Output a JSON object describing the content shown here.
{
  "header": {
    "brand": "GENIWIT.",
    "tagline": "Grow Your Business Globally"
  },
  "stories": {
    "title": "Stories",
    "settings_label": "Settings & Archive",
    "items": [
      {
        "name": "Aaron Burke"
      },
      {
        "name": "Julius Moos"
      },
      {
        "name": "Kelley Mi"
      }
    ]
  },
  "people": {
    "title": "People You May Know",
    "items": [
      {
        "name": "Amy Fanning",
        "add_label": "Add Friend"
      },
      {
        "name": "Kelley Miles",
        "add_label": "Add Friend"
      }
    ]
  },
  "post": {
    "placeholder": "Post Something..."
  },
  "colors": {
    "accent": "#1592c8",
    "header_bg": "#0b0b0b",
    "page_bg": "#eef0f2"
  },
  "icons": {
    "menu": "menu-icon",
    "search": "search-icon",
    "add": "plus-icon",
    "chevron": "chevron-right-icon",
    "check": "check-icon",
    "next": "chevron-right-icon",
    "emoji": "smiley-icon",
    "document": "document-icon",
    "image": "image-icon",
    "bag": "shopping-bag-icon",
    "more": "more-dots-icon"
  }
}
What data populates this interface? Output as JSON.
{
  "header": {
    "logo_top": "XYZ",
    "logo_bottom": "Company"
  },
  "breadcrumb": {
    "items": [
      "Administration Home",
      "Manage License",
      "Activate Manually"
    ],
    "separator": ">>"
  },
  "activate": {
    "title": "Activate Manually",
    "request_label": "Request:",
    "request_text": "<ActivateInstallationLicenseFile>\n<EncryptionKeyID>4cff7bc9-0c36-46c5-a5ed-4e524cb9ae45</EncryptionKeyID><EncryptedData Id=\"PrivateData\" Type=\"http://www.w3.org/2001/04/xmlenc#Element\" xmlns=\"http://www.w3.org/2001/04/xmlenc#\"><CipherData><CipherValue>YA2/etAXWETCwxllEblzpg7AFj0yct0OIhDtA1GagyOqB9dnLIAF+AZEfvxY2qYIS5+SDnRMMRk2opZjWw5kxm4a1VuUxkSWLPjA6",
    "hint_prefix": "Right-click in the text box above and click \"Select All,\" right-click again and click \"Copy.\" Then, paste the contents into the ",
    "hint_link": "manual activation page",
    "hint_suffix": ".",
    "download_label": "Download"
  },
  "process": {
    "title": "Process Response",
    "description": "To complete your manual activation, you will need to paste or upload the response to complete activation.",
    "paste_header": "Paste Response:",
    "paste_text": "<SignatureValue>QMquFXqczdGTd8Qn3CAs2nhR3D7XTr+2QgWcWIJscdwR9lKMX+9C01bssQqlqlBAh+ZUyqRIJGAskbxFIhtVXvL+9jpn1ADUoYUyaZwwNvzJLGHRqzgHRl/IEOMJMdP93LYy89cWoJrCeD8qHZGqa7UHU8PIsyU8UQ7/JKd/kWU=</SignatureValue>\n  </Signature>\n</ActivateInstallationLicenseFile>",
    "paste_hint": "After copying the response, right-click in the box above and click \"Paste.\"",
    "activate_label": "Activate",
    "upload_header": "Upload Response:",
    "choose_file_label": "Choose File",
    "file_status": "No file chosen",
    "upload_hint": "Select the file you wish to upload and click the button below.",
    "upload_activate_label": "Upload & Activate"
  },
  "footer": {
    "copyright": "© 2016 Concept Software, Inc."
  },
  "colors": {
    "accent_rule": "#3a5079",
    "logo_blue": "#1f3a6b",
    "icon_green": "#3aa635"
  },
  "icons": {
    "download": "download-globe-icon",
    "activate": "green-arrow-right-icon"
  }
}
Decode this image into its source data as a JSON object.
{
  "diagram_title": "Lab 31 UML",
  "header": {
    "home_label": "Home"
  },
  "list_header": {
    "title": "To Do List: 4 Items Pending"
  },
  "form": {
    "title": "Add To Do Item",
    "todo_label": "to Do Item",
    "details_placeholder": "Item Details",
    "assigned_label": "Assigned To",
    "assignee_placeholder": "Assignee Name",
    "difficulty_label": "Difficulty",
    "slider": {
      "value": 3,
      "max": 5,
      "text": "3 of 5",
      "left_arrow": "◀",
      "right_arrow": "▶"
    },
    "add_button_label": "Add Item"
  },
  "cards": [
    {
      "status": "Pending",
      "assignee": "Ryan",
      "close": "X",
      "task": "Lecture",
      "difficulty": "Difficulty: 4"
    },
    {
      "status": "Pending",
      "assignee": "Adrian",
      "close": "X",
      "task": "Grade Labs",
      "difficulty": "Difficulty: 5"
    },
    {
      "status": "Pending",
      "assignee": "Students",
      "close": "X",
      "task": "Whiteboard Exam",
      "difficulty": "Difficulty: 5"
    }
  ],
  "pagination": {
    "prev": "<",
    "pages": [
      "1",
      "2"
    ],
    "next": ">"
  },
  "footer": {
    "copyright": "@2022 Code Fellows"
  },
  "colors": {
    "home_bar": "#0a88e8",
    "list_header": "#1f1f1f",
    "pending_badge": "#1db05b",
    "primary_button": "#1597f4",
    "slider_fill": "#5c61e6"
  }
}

•••••

--- Request ---
Every line from the one holding "Decode this image" through the final line of the listing must be echoed exactly; leave out all other lines.

--- Full answer ---
Decode this image into its source data as a JSON object.
{
  "diagram_title": "Lab 31 UML",
  "header": {
    "home_label": "Home"
  },
  "list_header": {
    "title": "To Do List: 4 Items Pending"
  },
  "form": {
    "title": "Add To Do Item",
    "todo_label": "to Do Item",
    "details_placeholder": "Item Details",
    "assigned_label": "Assigned To",
    "assignee_placeholder": "Assignee Name",
    "difficulty_label": "Difficulty",
    "slider": {
      "value": 3,
      "max": 5,
      "text": "3 of 5",
      "left_arrow": "◀",
      "right_arrow": "▶"
    },
    "add_button_label": "Add Item"
  },
  "cards": [
    {
      "status": "Pending",
      "assignee": "Ryan",
      "close": "X",
      "task": "Lecture",
      "difficulty": "Difficulty: 4"
    },
    {
      "status": "Pending",
      "assignee": "Adrian",
      "close": "X",
      "task": "Grade Labs",
      "difficulty": "Difficulty: 5"
    },
    {
      "status": "Pending",
      "assignee": "Students",
      "close": "X",
      "task": "Whiteboard Exam",
      "difficulty": "Difficulty: 5"
    }
  ],
  "pagination": {
    "prev": "<",
    "pages": [
      "1",
      "2"
    ],
    "next": ">"
  },
  "footer": {
    "copyright": "@2022 Code Fellows"
  },
  "colors": {
    "home_bar": "#0a88e8",
    "list_header": "#1f1f1f",
    "pending_badge": "#1db05b",
    "primary_button": "#1597f4",
    "slider_fill": "#5c61e6"
  }
}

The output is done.